Task brief >>
Repeat all of the data exactly. Leave nothing out.

Information provided >>

______

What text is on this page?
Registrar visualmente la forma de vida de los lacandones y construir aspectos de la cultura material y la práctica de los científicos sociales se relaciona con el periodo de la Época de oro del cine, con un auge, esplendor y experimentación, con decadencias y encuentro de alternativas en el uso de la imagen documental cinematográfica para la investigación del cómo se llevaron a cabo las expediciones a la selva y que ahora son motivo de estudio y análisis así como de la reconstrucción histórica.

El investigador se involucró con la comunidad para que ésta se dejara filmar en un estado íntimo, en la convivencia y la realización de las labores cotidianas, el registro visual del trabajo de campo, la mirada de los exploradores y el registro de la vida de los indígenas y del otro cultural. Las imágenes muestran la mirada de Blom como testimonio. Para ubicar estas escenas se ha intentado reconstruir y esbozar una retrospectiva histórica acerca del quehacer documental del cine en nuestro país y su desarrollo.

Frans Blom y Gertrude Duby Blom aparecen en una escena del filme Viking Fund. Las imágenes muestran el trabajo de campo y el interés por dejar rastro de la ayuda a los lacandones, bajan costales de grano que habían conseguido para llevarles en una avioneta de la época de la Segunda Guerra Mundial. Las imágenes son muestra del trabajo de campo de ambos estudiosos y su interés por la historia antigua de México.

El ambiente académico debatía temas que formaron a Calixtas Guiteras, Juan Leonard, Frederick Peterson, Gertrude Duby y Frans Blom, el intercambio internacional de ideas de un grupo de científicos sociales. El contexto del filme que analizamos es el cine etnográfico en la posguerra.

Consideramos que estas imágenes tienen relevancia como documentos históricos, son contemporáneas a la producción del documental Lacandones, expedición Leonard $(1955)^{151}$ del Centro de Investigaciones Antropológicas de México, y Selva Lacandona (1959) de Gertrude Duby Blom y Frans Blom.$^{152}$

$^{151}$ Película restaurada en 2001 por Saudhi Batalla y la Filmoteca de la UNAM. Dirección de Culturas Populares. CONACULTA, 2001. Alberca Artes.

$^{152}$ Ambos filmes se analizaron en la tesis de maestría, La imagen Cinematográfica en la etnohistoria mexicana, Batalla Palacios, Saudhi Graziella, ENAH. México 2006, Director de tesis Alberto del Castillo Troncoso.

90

______

Exercise solution >>
What text is on this page?
Registrar visualmente la forma de vida de los lacandones y construir aspectos de la cultura material y la práctica de los científicos sociales se relaciona con el periodo de la Época de oro del cine, con un auge, esplendor y experimentación, con decadencias y encuentro de alternativas en el uso de la imagen documental cinematográfica para la investigación del cómo se llevaron a cabo las expediciones a la selva y que ahora son motivo de estudio y análisis así como de la reconstrucción histórica.

El investigador se involucró con la comunidad para que ésta se dejara filmar en un estado íntimo, en la convivencia y la realización de las labores cotidianas, el registro visual del trabajo de campo, la mirada de los exploradores y el registro de la vida de los indígenas y del otro cultural. Las imágenes muestran la mirada de Blom como testimonio. Para ubicar estas escenas se ha intentado reconstruir y esbozar una retrospectiva histórica acerca del quehacer documental del cine en nuestro país y su desarrollo.

Frans Blom y Gertrude Duby Blom aparecen en una escena del filme Viking Fund. Las imágenes muestran el trabajo de campo y el interés por dejar rastro de la ayuda a los lacandones, bajan costales de grano que habían conseguido para llevarles en una avioneta de la época de la Segunda Guerra Mundial. Las imágenes son muestra del trabajo de campo de ambos estudiosos y su interés por la historia antigua de México.

El ambiente académico debatía temas que formaron a Calixtas Guiteras, Juan Leonard, Frederick Peterson, Gertrude Duby y Frans Blom, el intercambio internacional de ideas de un grupo de científicos sociales. El contexto del filme que analizamos es el cine etnográfico en la posguerra.

Consideramos que estas imágenes tienen relevancia como documentos históricos, son contemporáneas a la producción del documental Lacandones, expedición Leonard $(1955)^{151}$ del Centro de Investigaciones Antropológicas de México, y Selva Lacandona (1959) de Gertrude Duby Blom y Frans Blom.$^{152}$

$^{151}$ Película restaurada en 2001 por Saudhi Batalla y la Filmoteca de la UNAM. Dirección de Culturas Populares. CONACULTA, 2001. Alberca Artes.

$^{152}$ Ambos filmes se analizaron en la tesis de maestría, La imagen Cinematográfica en la etnohistoria mexicana, Batalla Palacios, Saudhi Graziella, ENAH. México 2006, Director de tesis Alberto del Castillo Troncoso.

90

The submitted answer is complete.